#### WORK TO COMPLETE:
Faithfully return all lines, omitting every embedded picture.
-- START RECORD SET --
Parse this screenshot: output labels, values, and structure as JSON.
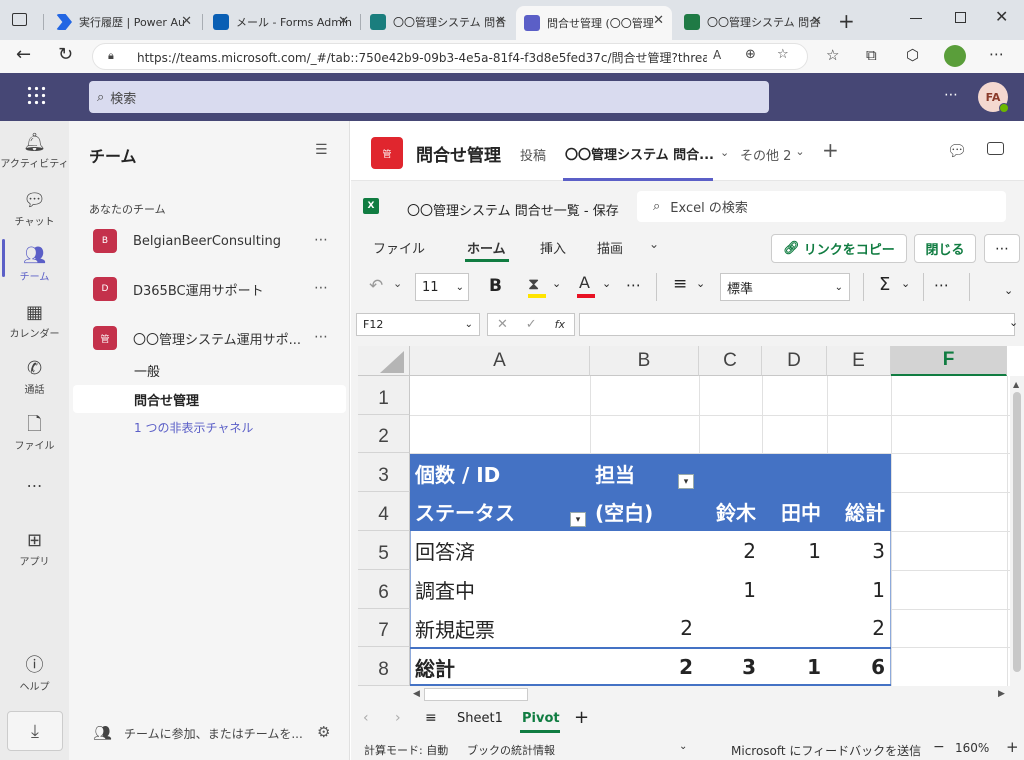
{
  "browser": {
    "tabs": [
      {
        "title": "実行履歴 | Power Au",
        "color": "#2266e3"
      },
      {
        "title": "メール - Forms Admin",
        "color": "#0a5fb4"
      },
      {
        "title": "〇〇管理システム 問合",
        "color": "#1a7e7e"
      },
      {
        "title": "問合せ管理 (〇〇管理",
        "color": "#5b5fc7"
      },
      {
        "title": "〇〇管理システム 問合",
        "color": "#1f7a45"
      }
    ],
    "url": "https://teams.microsoft.com/_#/tab::750e42b9-09b3-4e5a-81f4-f3d8e5fed37c/問合せ管理?threadI..."
  },
  "teams": {
    "search_placeholder": "検索",
    "avatar": "FA",
    "rail": [
      {
        "label": "アクティビティ",
        "icon": "bell-icon"
      },
      {
        "label": "チャット",
        "icon": "chat-icon"
      },
      {
        "label": "チーム",
        "icon": "teams-icon"
      },
      {
        "label": "カレンダー",
        "icon": "calendar-icon"
      },
      {
        "label": "通話",
        "icon": "phone-icon"
      },
      {
        "label": "ファイル",
        "icon": "file-icon"
      },
      {
        "label": "アプリ",
        "icon": "apps-icon"
      },
      {
        "label": "ヘルプ",
        "icon": "help-icon"
      }
    ],
    "panel_title": "チーム",
    "section_label": "あなたのチーム",
    "teams": [
      {
        "name": "BelgianBeerConsulting",
        "initial": "B"
      },
      {
        "name": "D365BC運用サポート",
        "initial": "D"
      },
      {
        "name": "〇〇管理システム運用サポ...",
        "initial": "管"
      }
    ],
    "channels": [
      "一般",
      "問合せ管理"
    ],
    "hidden_channels": "1 つの非表示チャネル",
    "join_label": "チームに参加、またはチームを..."
  },
  "channel": {
    "icon_text": "管",
    "title": "問合せ管理",
    "tabs": [
      "投稿",
      "〇〇管理システム 問合...",
      "その他 2"
    ]
  },
  "excel": {
    "file_title": "〇〇管理システム 問合せ一覧 - 保存",
    "search_placeholder": "Excel の検索",
    "ribbon_tabs": [
      "ファイル",
      "ホーム",
      "挿入",
      "描画"
    ],
    "copy_link": "リンクをコピー",
    "close": "閉じる",
    "font_size": "11",
    "number_format": "標準",
    "name_box": "F12",
    "fx": "fx",
    "columns": [
      "A",
      "B",
      "C",
      "D",
      "E",
      "F"
    ],
    "rows": [
      "1",
      "2",
      "3",
      "4",
      "5",
      "6",
      "7",
      "8"
    ],
    "pivot": {
      "header_label": "個数 / ID",
      "col_field": "担当",
      "row_field": "ステータス",
      "col_headers": [
        "(空白)",
        "鈴木",
        "田中",
        "総計"
      ],
      "rows": [
        {
          "label": "回答済",
          "values": [
            "",
            "2",
            "1",
            "3"
          ]
        },
        {
          "label": "調査中",
          "values": [
            "",
            "1",
            "",
            "1"
          ]
        },
        {
          "label": "新規起票",
          "values": [
            "2",
            "",
            "",
            "2"
          ]
        }
      ],
      "total": {
        "label": "総計",
        "values": [
          "2",
          "3",
          "1",
          "6"
        ]
      }
    },
    "sheets": [
      "Sheet1",
      "Pivot"
    ],
    "status_left": [
      "計算モード: 自動",
      "ブックの統計情報"
    ],
    "feedback": "Microsoft にフィードバックを送信",
    "zoom": "160%"
  },
  "colors": {
    "teams_header": "#464775",
    "pivot_blue": "#4472c4",
    "excel_green": "#107c41",
    "accent": "#5b5fc7"
  }
}
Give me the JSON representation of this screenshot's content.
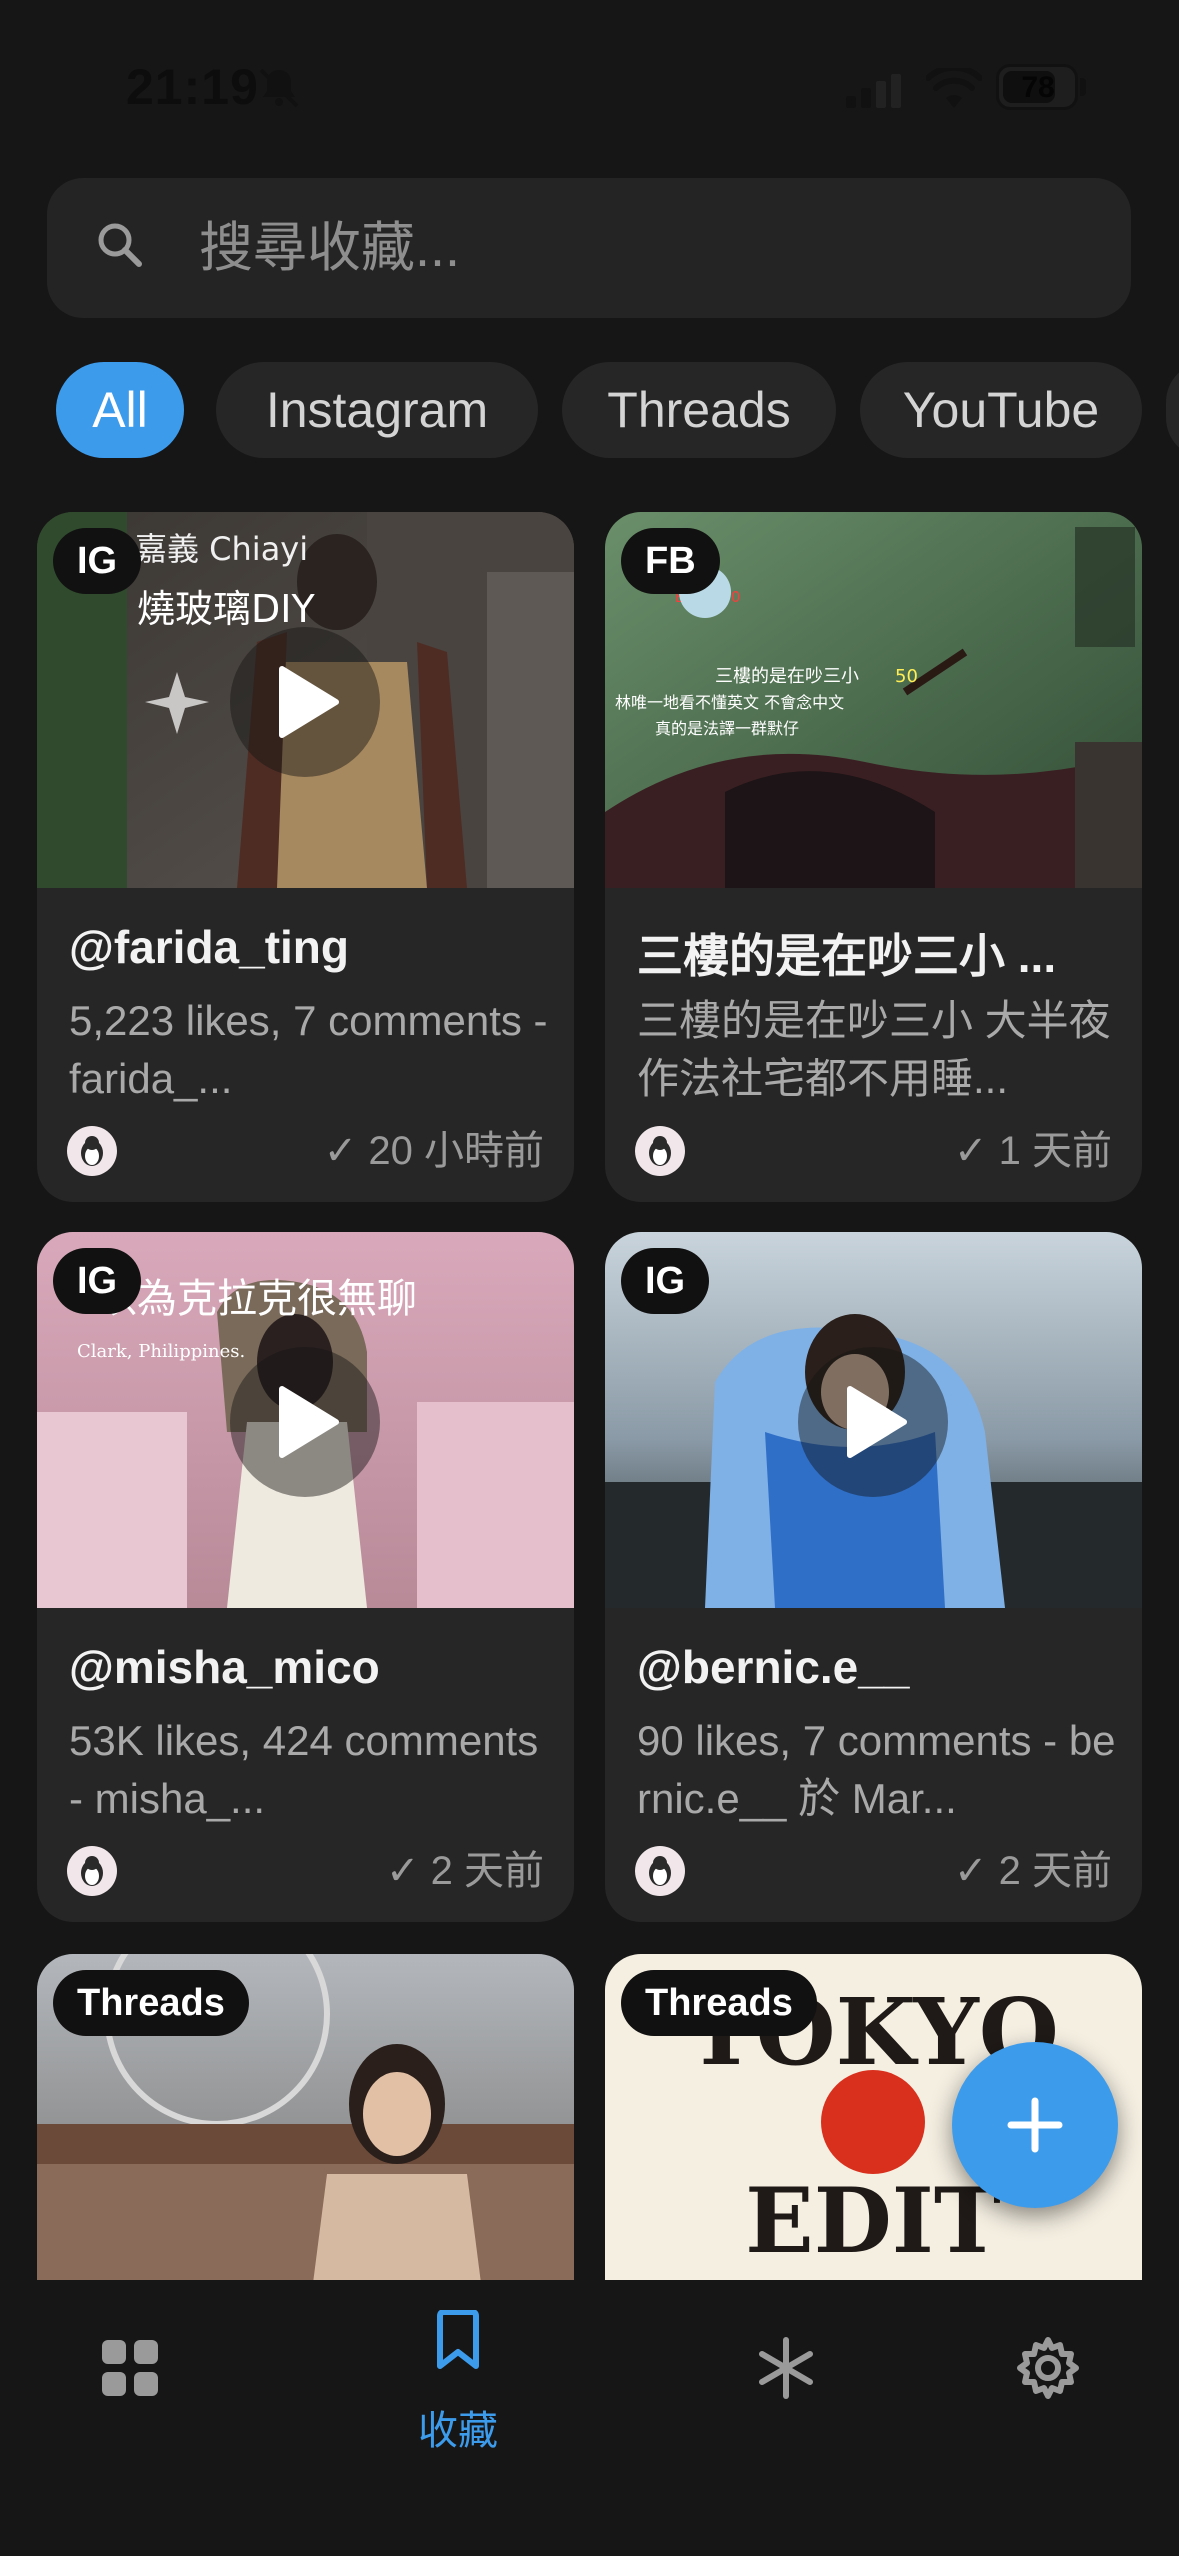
{
  "status_bar": {
    "time": "21:19",
    "battery": "78"
  },
  "search": {
    "placeholder": "搜尋收藏..."
  },
  "filters": [
    {
      "label": "All",
      "active": true
    },
    {
      "label": "Instagram",
      "active": false
    },
    {
      "label": "Threads",
      "active": false
    },
    {
      "label": "YouTube",
      "active": false
    }
  ],
  "cards": [
    {
      "platform": "IG",
      "thumb_text": [
        "嘉義 Chiayi",
        "燒玻璃DIY"
      ],
      "title": "@farida_ting",
      "description": "5,223 likes, 7 comments - farida_...",
      "time": "✓ 20 小時前",
      "has_play": true
    },
    {
      "platform": "FB",
      "thumb_text": [
        "三樓的是在吵三小",
        "50",
        "林唯一地看不懂英文 不會念中文",
        "真的是法譯一群默仔"
      ],
      "title": "三樓的是在吵三小 ...",
      "description": "三樓的是在吵三小 大半夜作法社宅都不用睡...",
      "time": "✓ 1 天前",
      "has_play": false
    },
    {
      "platform": "IG",
      "thumb_text": [
        "以為克拉克很無聊",
        "Clark, Philippines."
      ],
      "title": "@misha_mico",
      "description": "53K likes, 424 comments - misha_...",
      "time": "✓ 2 天前",
      "has_play": true
    },
    {
      "platform": "IG",
      "thumb_text": [],
      "title": "@bernic.e__",
      "description": "90 likes, 7 comments - bernic.e__ 於 Mar...",
      "time": "✓ 2 天前",
      "has_play": true
    },
    {
      "platform": "Threads",
      "thumb_text": [],
      "title": "",
      "description": "",
      "time": "",
      "has_play": false
    },
    {
      "platform": "Threads",
      "thumb_text": [
        "TOKYO",
        "EDIT"
      ],
      "title": "",
      "description": "",
      "time": "",
      "has_play": false
    }
  ],
  "bottom_nav": [
    {
      "icon": "grid-icon",
      "label": "",
      "active": false
    },
    {
      "icon": "bookmark-icon",
      "label": "收藏",
      "active": true
    },
    {
      "icon": "snowflake-icon",
      "label": "",
      "active": false
    },
    {
      "icon": "gear-icon",
      "label": "",
      "active": false
    }
  ],
  "colors": {
    "accent": "#3d9bec",
    "background": "#161616",
    "card": "#262626"
  }
}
-- END RECORD SET --
#### RESPONSE TO THE TASK:
Parse this screenshot: output labels, values, and structure as JSON.
{
  "browser": {
    "tabs": [
      {
        "title": "実行履歴 | Power Au",
        "color": "#2266e3"
      },
      {
        "title": "メール - Forms Admin",
        "color": "#0a5fb4"
      },
      {
        "title": "〇〇管理システム 問合",
        "color": "#1a7e7e"
      },
      {
        "title": "問合せ管理 (〇〇管理",
        "color": "#5b5fc7"
      },
      {
        "title": "〇〇管理システム 問合",
        "color": "#1f7a45"
      }
    ],
    "url": "https://teams.microsoft.com/_#/tab::750e42b9-09b3-4e5a-81f4-f3d8e5fed37c/問合せ管理?threadI..."
  },
  "teams": {
    "search_placeholder": "検索",
    "avatar": "FA",
    "rail": [
      {
        "label": "アクティビティ",
        "icon": "bell-icon"
      },
      {
        "label": "チャット",
        "icon": "chat-icon"
      },
      {
        "label": "チーム",
        "icon": "teams-icon"
      },
      {
        "label": "カレンダー",
        "icon": "calendar-icon"
      },
      {
        "label": "通話",
        "icon": "phone-icon"
      },
      {
        "label": "ファイル",
        "icon": "file-icon"
      },
      {
        "label": "アプリ",
        "icon": "apps-icon"
      },
      {
        "label": "ヘルプ",
        "icon": "help-icon"
      }
    ],
    "panel_title": "チーム",
    "section_label": "あなたのチーム",
    "teams": [
      {
        "name": "BelgianBeerConsulting",
        "initial": "B"
      },
      {
        "name": "D365BC運用サポート",
        "initial": "D"
      },
      {
        "name": "〇〇管理システム運用サポ...",
        "initial": "管"
      }
    ],
    "channels": [
      "一般",
      "問合せ管理"
    ],
    "hidden_channels": "1 つの非表示チャネル",
    "join_label": "チームに参加、またはチームを..."
  },
  "channel": {
    "icon_text": "管",
    "title": "問合せ管理",
    "tabs": [
      "投稿",
      "〇〇管理システム 問合...",
      "その他 2"
    ]
  },
  "excel": {
    "file_title": "〇〇管理システム 問合せ一覧 - 保存",
    "search_placeholder": "Excel の検索",
    "ribbon_tabs": [
      "ファイル",
      "ホーム",
      "挿入",
      "描画"
    ],
    "copy_link": "リンクをコピー",
    "close": "閉じる",
    "font_size": "11",
    "number_format": "標準",
    "name_box": "F12",
    "fx": "fx",
    "columns": [
      "A",
      "B",
      "C",
      "D",
      "E",
      "F"
    ],
    "rows": [
      "1",
      "2",
      "3",
      "4",
      "5",
      "6",
      "7",
      "8"
    ],
    "pivot": {
      "header_label": "個数 / ID",
      "col_field": "担当",
      "row_field": "ステータス",
      "col_headers": [
        "(空白)",
        "鈴木",
        "田中",
        "総計"
      ],
      "rows": [
        {
          "label": "回答済",
          "values": [
            "",
            "2",
            "1",
            "3"
          ]
        },
        {
          "label": "調査中",
          "values": [
            "",
            "1",
            "",
            "1"
          ]
        },
        {
          "label": "新規起票",
          "values": [
            "2",
            "",
            "",
            "2"
          ]
        }
      ],
      "total": {
        "label": "総計",
        "values": [
          "2",
          "3",
          "1",
          "6"
        ]
      }
    },
    "sheets": [
      "Sheet1",
      "Pivot"
    ],
    "status_left": [
      "計算モード: 自動",
      "ブックの統計情報"
    ],
    "feedback": "Microsoft にフィードバックを送信",
    "zoom": "160%"
  },
  "colors": {
    "teams_header": "#464775",
    "pivot_blue": "#4472c4",
    "excel_green": "#107c41",
    "accent": "#5b5fc7"
  }
}
Give me the JSON representation of this screenshot's content.
{
  "status_bar": {
    "time": "21:19",
    "battery": "78"
  },
  "search": {
    "placeholder": "搜尋收藏..."
  },
  "filters": [
    {
      "label": "All",
      "active": true
    },
    {
      "label": "Instagram",
      "active": false
    },
    {
      "label": "Threads",
      "active": false
    },
    {
      "label": "YouTube",
      "active": false
    }
  ],
  "cards": [
    {
      "platform": "IG",
      "thumb_text": [
        "嘉義 Chiayi",
        "燒玻璃DIY"
      ],
      "title": "@farida_ting",
      "description": "5,223 likes, 7 comments - farida_...",
      "time": "✓ 20 小時前",
      "has_play": true
    },
    {
      "platform": "FB",
      "thumb_text": [
        "三樓的是在吵三小",
        "50",
        "林唯一地看不懂英文 不會念中文",
        "真的是法譯一群默仔"
      ],
      "title": "三樓的是在吵三小 ...",
      "description": "三樓的是在吵三小 大半夜作法社宅都不用睡...",
      "time": "✓ 1 天前",
      "has_play": false
    },
    {
      "platform": "IG",
      "thumb_text": [
        "以為克拉克很無聊",
        "Clark, Philippines."
      ],
      "title": "@misha_mico",
      "description": "53K likes, 424 comments - misha_...",
      "time": "✓ 2 天前",
      "has_play": true
    },
    {
      "platform": "IG",
      "thumb_text": [],
      "title": "@bernic.e__",
      "description": "90 likes, 7 comments - bernic.e__ 於 Mar...",
      "time": "✓ 2 天前",
      "has_play": true
    },
    {
      "platform": "Threads",
      "thumb_text": [],
      "title": "",
      "description": "",
      "time": "",
      "has_play": false
    },
    {
      "platform": "Threads",
      "thumb_text": [
        "TOKYO",
        "EDIT"
      ],
      "title": "",
      "description": "",
      "time": "",
      "has_play": false
    }
  ],
  "bottom_nav": [
    {
      "icon": "grid-icon",
      "label": "",
      "active": false
    },
    {
      "icon": "bookmark-icon",
      "label": "收藏",
      "active": true
    },
    {
      "icon": "snowflake-icon",
      "label": "",
      "active": false
    },
    {
      "icon": "gear-icon",
      "label": "",
      "active": false
    }
  ],
  "colors": {
    "accent": "#3d9bec",
    "background": "#161616",
    "card": "#262626"
  }
}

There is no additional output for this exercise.